** start **

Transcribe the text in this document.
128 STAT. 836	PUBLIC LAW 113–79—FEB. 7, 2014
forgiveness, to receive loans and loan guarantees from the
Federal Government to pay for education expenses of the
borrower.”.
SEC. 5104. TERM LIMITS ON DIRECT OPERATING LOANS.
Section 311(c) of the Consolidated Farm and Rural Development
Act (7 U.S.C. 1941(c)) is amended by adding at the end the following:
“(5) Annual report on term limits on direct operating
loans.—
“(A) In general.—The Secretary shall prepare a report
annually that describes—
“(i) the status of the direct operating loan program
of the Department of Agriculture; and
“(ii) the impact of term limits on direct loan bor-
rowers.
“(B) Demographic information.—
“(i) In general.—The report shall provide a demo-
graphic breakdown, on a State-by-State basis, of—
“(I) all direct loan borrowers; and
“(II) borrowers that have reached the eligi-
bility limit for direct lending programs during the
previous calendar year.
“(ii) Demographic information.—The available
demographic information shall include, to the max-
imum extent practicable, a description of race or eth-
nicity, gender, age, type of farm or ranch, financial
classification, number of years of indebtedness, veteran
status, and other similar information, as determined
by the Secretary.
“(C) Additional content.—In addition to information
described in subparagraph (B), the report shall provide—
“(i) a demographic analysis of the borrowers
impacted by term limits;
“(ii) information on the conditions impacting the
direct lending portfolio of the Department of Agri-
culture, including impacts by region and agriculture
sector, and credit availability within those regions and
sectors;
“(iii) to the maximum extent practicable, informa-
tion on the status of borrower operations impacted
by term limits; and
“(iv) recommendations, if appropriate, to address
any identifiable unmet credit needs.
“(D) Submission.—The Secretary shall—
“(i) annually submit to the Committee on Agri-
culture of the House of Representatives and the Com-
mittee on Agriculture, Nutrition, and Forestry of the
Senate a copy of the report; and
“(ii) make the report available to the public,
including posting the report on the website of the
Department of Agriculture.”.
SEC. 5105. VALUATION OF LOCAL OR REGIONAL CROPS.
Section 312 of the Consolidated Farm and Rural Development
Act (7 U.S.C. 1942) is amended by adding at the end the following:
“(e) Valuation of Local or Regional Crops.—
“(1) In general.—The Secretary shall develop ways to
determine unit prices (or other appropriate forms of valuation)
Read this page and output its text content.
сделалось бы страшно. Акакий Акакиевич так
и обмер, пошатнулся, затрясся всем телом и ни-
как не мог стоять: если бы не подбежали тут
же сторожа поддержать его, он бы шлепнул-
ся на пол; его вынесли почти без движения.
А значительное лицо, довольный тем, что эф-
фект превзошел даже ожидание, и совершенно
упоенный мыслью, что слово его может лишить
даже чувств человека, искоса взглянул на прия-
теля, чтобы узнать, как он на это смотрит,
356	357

** end **

[Task prompt] Repeat only the stretch of lines that begins at the line containing "Read this page and output its text content." and ends at the last line above, both included.

[Correct output]
Read this page and output its text content.
сделалось бы страшно. Акакий Акакиевич так
и обмер, пошатнулся, затрясся всем телом и ни-
как не мог стоять: если бы не подбежали тут
же сторожа поддержать его, он бы шлепнул-
ся на пол; его вынесли почти без движения.
А значительное лицо, довольный тем, что эф-
фект превзошел даже ожидание, и совершенно
упоенный мыслью, что слово его может лишить
даже чувств человека, искоса взглянул на прия-
теля, чтобы узнать, как он на это смотрит,
356	357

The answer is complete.